Can you set out each of the lines below as a numbered list, omitting any blank lines?

---- MATERIAL SUPPLIED

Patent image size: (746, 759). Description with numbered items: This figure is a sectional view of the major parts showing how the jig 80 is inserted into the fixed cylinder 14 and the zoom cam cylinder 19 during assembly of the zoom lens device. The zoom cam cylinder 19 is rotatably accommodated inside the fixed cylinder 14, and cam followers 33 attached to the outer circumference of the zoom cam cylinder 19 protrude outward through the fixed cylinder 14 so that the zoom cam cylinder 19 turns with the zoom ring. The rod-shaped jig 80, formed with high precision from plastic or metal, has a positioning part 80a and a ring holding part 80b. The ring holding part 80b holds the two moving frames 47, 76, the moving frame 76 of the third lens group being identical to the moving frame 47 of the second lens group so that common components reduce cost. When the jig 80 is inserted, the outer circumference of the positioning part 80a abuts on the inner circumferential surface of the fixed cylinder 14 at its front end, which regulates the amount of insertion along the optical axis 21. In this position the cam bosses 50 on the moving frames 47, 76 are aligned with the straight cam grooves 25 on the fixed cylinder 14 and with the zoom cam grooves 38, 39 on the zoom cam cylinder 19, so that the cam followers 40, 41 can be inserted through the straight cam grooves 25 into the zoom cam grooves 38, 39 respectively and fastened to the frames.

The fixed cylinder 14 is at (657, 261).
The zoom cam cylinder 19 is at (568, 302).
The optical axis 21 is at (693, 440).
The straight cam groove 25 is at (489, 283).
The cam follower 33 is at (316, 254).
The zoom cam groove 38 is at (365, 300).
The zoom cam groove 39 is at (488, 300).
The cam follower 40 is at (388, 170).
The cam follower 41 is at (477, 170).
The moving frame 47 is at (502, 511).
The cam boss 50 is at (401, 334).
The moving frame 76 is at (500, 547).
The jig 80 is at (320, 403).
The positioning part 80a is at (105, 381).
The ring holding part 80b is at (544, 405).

--------

▸ **EXERCISE OUTPUT**
1. Patent image size: (746, 759). Description with numbered items: This figure is a sectional view of the major parts showing how the jig 80 is inserted into the fixed cylinder 14 and the zoom cam cylinder 19 during assembly of the zoom lens device. The zoom cam cylinder 19 is rotatably accommodated inside the fixed cylinder 14, and cam followers 33 attached to the outer circumference of the zoom cam cylinder 19 protrude outward through the fixed cylinder 14 so that the zoom cam cylinder 19 turns with the zoom ring. The rod-shaped jig 80, formed with high precision from plastic or metal, has a positioning part 80a and a ring holding part 80b. The ring holding part 80b holds the two moving frames 47, 76, the moving frame 76 of the third lens group being identical to the moving frame 47 of the second lens group so that common components reduce cost. When the jig 80 is inserted, the outer circumference of the positioning part 80a abuts on the inner circumferential surface of the fixed cylinder 14 at its front end, which regulates the amount of insertion along the optical axis 21. In this position the cam bosses 50 on the moving frames 47, 76 are aligned with the straight cam grooves 25 on the fixed cylinder 14 and with the zoom cam grooves 38, 39 on the zoom cam cylinder 19, so that the cam followers 40, 41 can be inserted through the straight cam grooves 25 into the zoom cam grooves 38, 39 respectively and fastened to the frames.
2. The fixed cylinder 14 is at (657, 261).
3. The zoom cam cylinder 19 is at (568, 302).
4. The optical axis 21 is at (693, 440).
5. The straight cam groove 25 is at (489, 283).
6. The cam follower 33 is at (316, 254).
7. The zoom cam groove 38 is at (365, 300).
8. The zoom cam groove 39 is at (488, 300).
9. The cam follower 40 is at (388, 170).
10. The cam follower 41 is at (477, 170).
11. The moving frame 47 is at (502, 511).
12. The cam boss 50 is at (401, 334).
13. The moving frame 76 is at (500, 547).
14. The jig 80 is at (320, 403).
15. The positioning part 80a is at (105, 381).
16. The ring holding part 80b is at (544, 405).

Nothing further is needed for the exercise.